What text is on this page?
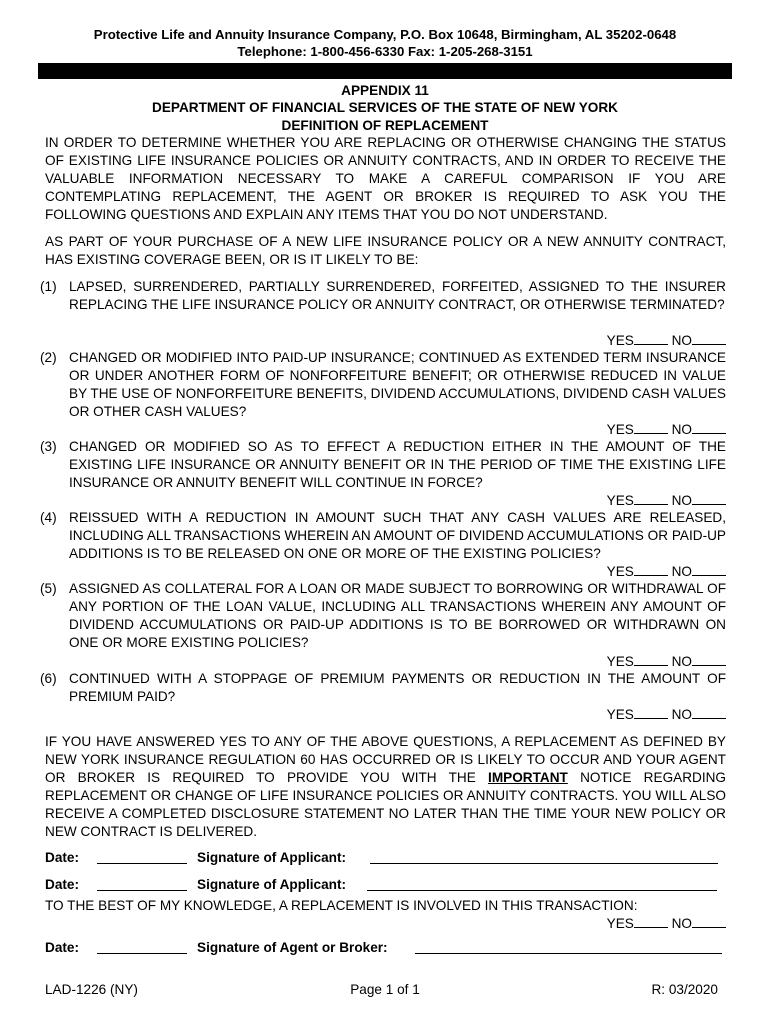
Protective Life and Annuity Insurance Company, P.O. Box 10648, Birmingham, AL 35202-0648
Telephone: 1-800-456-6330 Fax: 1-205-268-3151
APPENDIX 11
DEPARTMENT OF FINANCIAL SERVICES OF THE STATE OF NEW YORK
DEFINITION OF REPLACEMENT
IN ORDER TO DETERMINE WHETHER YOU ARE REPLACING OR OTHERWISE CHANGING THE STATUS OF EXISTING LIFE INSURANCE POLICIES OR ANNUITY CONTRACTS, AND IN ORDER TO RECEIVE THE VALUABLE INFORMATION NECESSARY TO MAKE A CAREFUL COMPARISON IF YOU ARE CONTEMPLATING REPLACEMENT, THE AGENT OR BROKER IS REQUIRED TO ASK YOU THE FOLLOWING QUESTIONS AND EXPLAIN ANY ITEMS THAT YOU DO NOT UNDERSTAND.
AS PART OF YOUR PURCHASE OF A NEW LIFE INSURANCE POLICY OR A NEW ANNUITY CONTRACT, HAS EXISTING COVERAGE BEEN, OR IS IT LIKELY TO BE:
(1) LAPSED, SURRENDERED, PARTIALLY SURRENDERED, FORFEITED, ASSIGNED TO THE INSURER REPLACING THE LIFE INSURANCE POLICY OR ANNUITY CONTRACT, OR OTHERWISE TERMINATED?
YES	NO
(2) CHANGED OR MODIFIED INTO PAID-UP INSURANCE; CONTINUED AS EXTENDED TERM INSURANCE OR UNDER ANOTHER FORM OF NONFORFEITURE BENEFIT; OR OTHERWISE REDUCED IN VALUE BY THE USE OF NONFORFEITURE BENEFITS, DIVIDEND ACCUMULATIONS, DIVIDEND CASH VALUES OR OTHER CASH VALUES?
YES	NO
(3) CHANGED OR MODIFIED SO AS TO EFFECT A REDUCTION EITHER IN THE AMOUNT OF THE EXISTING LIFE INSURANCE OR ANNUITY BENEFIT OR IN THE PERIOD OF TIME THE EXISTING LIFE INSURANCE OR ANNUITY BENEFIT WILL CONTINUE IN FORCE?
YES	NO
(4) REISSUED WITH A REDUCTION IN AMOUNT SUCH THAT ANY CASH VALUES ARE RELEASED, INCLUDING ALL TRANSACTIONS WHEREIN AN AMOUNT OF DIVIDEND ACCUMULATIONS OR PAID-UP ADDITIONS IS TO BE RELEASED ON ONE OR MORE OF THE EXISTING POLICIES?
YES	NO
(5) ASSIGNED AS COLLATERAL FOR A LOAN OR MADE SUBJECT TO BORROWING OR WITHDRAWAL OF ANY PORTION OF THE LOAN VALUE, INCLUDING ALL TRANSACTIONS WHEREIN ANY AMOUNT OF DIVIDEND ACCUMULATIONS OR PAID-UP ADDITIONS IS TO BE BORROWED OR WITHDRAWN ON ONE OR MORE EXISTING POLICIES?
YES	NO
(6) CONTINUED WITH A STOPPAGE OF PREMIUM PAYMENTS OR REDUCTION IN THE AMOUNT OF PREMIUM PAID?
YES	NO
IF YOU HAVE ANSWERED YES TO ANY OF THE ABOVE QUESTIONS, A REPLACEMENT AS DEFINED BY NEW YORK INSURANCE REGULATION 60 HAS OCCURRED OR IS LIKELY TO OCCUR AND YOUR AGENT OR BROKER IS REQUIRED TO PROVIDE YOU WITH THE IMPORTANT NOTICE REGARDING REPLACEMENT OR CHANGE OF LIFE INSURANCE POLICIES OR ANNUITY CONTRACTS. YOU WILL ALSO RECEIVE A COMPLETED DISCLOSURE STATEMENT NO LATER THAN THE TIME YOUR NEW POLICY OR NEW CONTRACT IS DELIVERED.
Date:	Signature of Applicant:
Date:	Signature of Applicant:
TO THE BEST OF MY KNOWLEDGE, A REPLACEMENT IS INVOLVED IN THIS TRANSACTION:
YES	NO
Date:	Signature of Agent or Broker:
LAD-1226 (NY)	Page 1 of 1	R: 03/2020
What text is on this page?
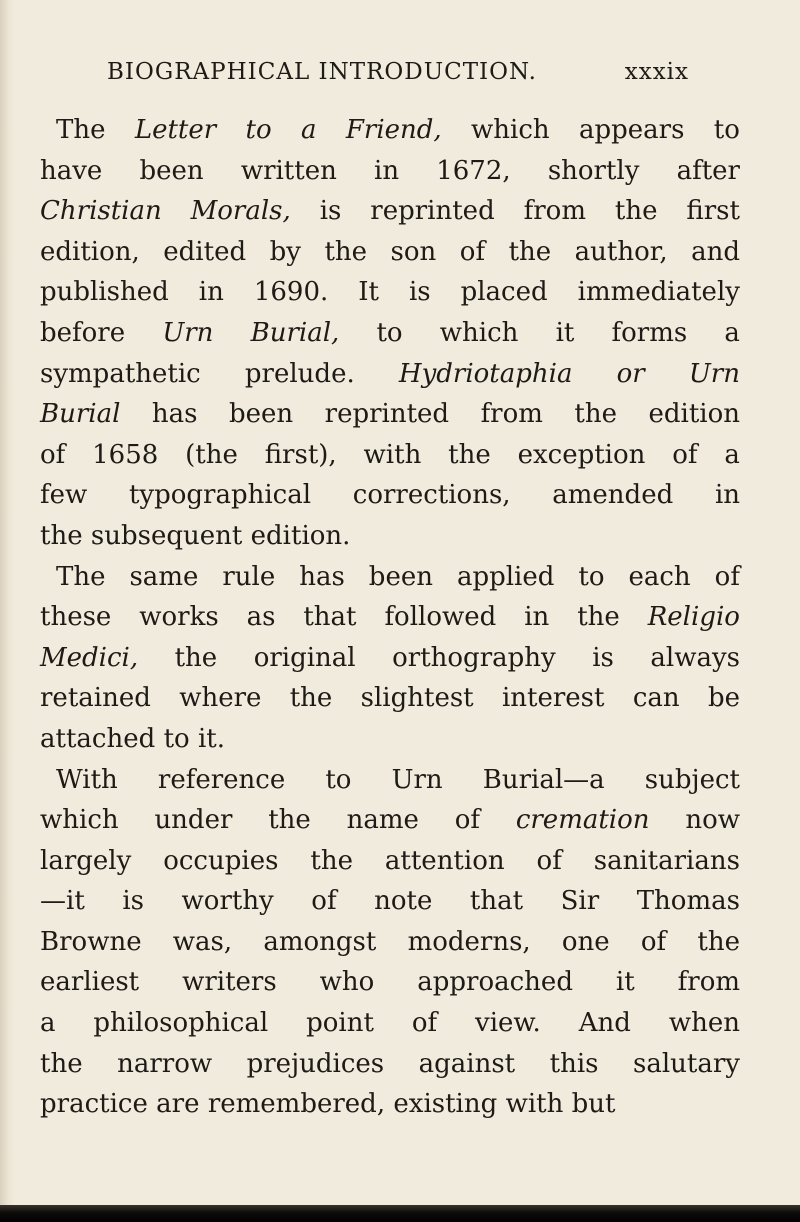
BIOGRAPHICAL INTRODUCTION.	xxxix
The Letter to a Friend, which appears to
have been written in 1672, shortly after
Christian Morals, is reprinted from the first
edition, edited by the son of the author, and
published in 1690. It is placed immediately
before Urn Burial, to which it forms a
sympathetic prelude. Hydriotaphia or Urn
Burial has been reprinted from the edition
of 1658 (the first), with the exception of a
few typographical corrections, amended in
the subsequent edition.
The same rule has been applied to each of
these works as that followed in the Religio
Medici, the original orthography is always
retained where the slightest interest can be
attached to it.
With reference to Urn Burial—a subject
which under the name of cremation now
largely occupies the attention of sanitarians
—it is worthy of note that Sir Thomas
Browne was, amongst moderns, one of the
earliest writers who approached it from
a philosophical point of view. And when
the narrow prejudices against this salutary
practice are remembered, existing with but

## OBJECTIVE
Find how many lines of the listing include the string "REPLACING" and give that number, nothing else.

## PROBLEM SOLUTION
2